▶ _Aim of the exercise_:
Reproduce the listing below character for character; drop every image.

************

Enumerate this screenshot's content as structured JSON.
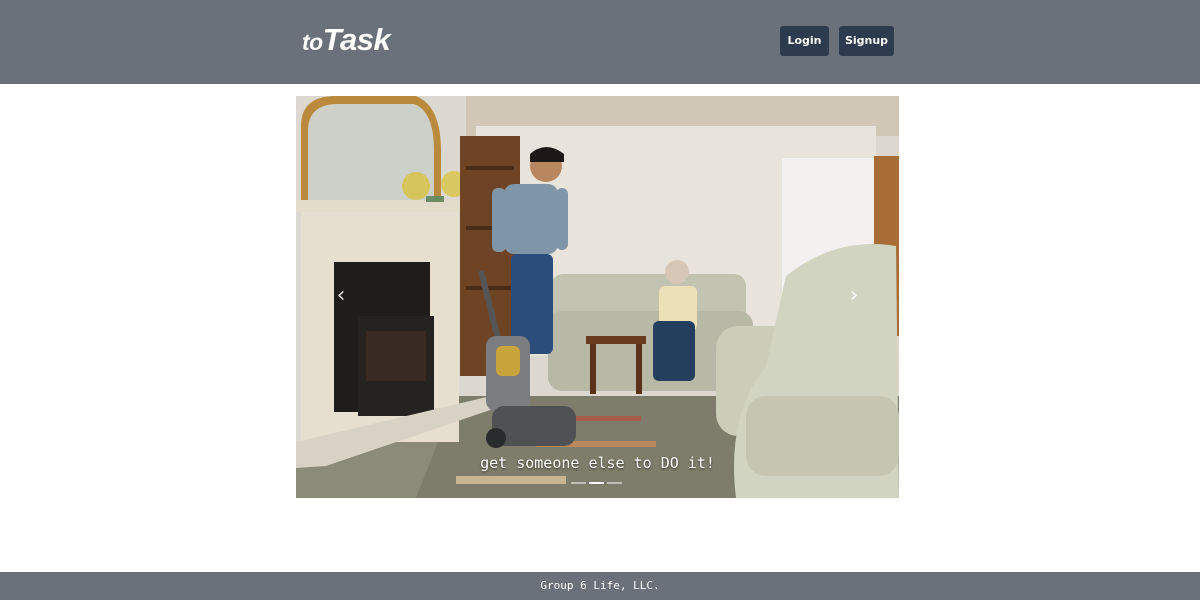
{
  "header": {
    "brand_prefix": "to",
    "brand_main": "Task",
    "login_label": "Login",
    "signup_label": "Signup"
  },
  "carousel": {
    "caption": "get someone else to DO it!",
    "slide_count": 3,
    "active_index": 1,
    "prev_symbol": "‹",
    "next_symbol": "›",
    "image_subject": "photo"
  },
  "footer": {
    "text": "Group 6 Life, LLC."
  },
  "colors": {
    "navbar": "#6b717b",
    "button": "#2e3b4e",
    "footer": "#6b717b"
  }
}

************

▶ _Final result_:
Enumerate this screenshot's content as structured JSON.
{
  "header": {
    "brand_prefix": "to",
    "brand_main": "Task",
    "login_label": "Login",
    "signup_label": "Signup"
  },
  "carousel": {
    "caption": "get someone else to DO it!",
    "slide_count": 3,
    "active_index": 1,
    "prev_symbol": "‹",
    "next_symbol": "›",
    "image_subject": "photo"
  },
  "footer": {
    "text": "Group 6 Life, LLC."
  },
  "colors": {
    "navbar": "#6b717b",
    "button": "#2e3b4e",
    "footer": "#6b717b"
  }
}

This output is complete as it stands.